» **PROVIDED DATA**
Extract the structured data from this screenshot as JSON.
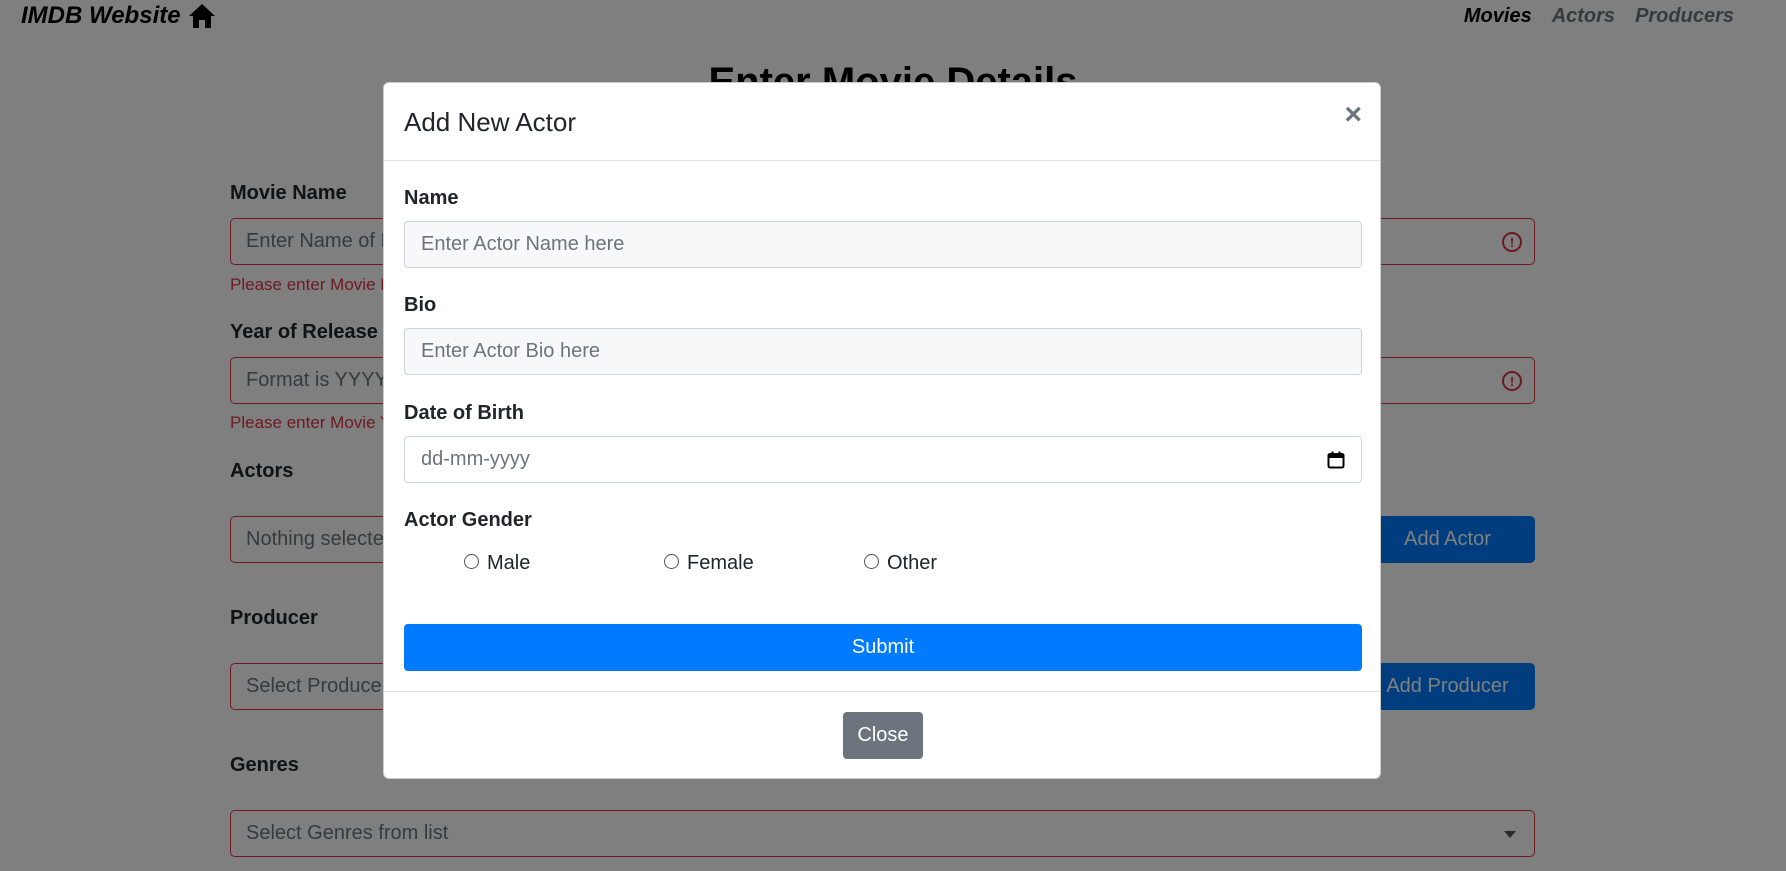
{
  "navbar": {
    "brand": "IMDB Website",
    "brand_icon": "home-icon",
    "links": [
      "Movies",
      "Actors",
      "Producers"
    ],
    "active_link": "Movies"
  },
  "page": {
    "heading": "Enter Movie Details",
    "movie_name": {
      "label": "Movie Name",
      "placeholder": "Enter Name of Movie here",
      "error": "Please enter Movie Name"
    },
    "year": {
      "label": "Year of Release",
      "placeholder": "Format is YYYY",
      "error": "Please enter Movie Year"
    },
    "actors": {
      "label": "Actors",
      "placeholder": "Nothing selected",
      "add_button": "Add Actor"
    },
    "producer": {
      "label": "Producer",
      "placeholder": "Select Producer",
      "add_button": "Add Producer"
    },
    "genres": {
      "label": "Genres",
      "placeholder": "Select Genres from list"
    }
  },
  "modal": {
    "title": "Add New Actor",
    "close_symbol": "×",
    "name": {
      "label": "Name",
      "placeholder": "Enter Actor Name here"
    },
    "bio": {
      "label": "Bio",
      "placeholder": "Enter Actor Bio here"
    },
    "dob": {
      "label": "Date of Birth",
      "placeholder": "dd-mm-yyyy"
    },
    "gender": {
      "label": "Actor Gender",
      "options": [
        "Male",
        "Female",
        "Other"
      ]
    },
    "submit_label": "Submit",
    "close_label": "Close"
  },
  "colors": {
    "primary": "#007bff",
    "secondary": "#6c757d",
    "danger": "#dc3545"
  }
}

» **CHALLENGE**
Reproduce every entry word for word, but skip any pictures.

» **FINAL RESULT**
Extract the structured data from this screenshot as JSON.
{
  "navbar": {
    "brand": "IMDB Website",
    "brand_icon": "home-icon",
    "links": [
      "Movies",
      "Actors",
      "Producers"
    ],
    "active_link": "Movies"
  },
  "page": {
    "heading": "Enter Movie Details",
    "movie_name": {
      "label": "Movie Name",
      "placeholder": "Enter Name of Movie here",
      "error": "Please enter Movie Name"
    },
    "year": {
      "label": "Year of Release",
      "placeholder": "Format is YYYY",
      "error": "Please enter Movie Year"
    },
    "actors": {
      "label": "Actors",
      "placeholder": "Nothing selected",
      "add_button": "Add Actor"
    },
    "producer": {
      "label": "Producer",
      "placeholder": "Select Producer",
      "add_button": "Add Producer"
    },
    "genres": {
      "label": "Genres",
      "placeholder": "Select Genres from list"
    }
  },
  "modal": {
    "title": "Add New Actor",
    "close_symbol": "×",
    "name": {
      "label": "Name",
      "placeholder": "Enter Actor Name here"
    },
    "bio": {
      "label": "Bio",
      "placeholder": "Enter Actor Bio here"
    },
    "dob": {
      "label": "Date of Birth",
      "placeholder": "dd-mm-yyyy"
    },
    "gender": {
      "label": "Actor Gender",
      "options": [
        "Male",
        "Female",
        "Other"
      ]
    },
    "submit_label": "Submit",
    "close_label": "Close"
  },
  "colors": {
    "primary": "#007bff",
    "secondary": "#6c757d",
    "danger": "#dc3545"
  }
}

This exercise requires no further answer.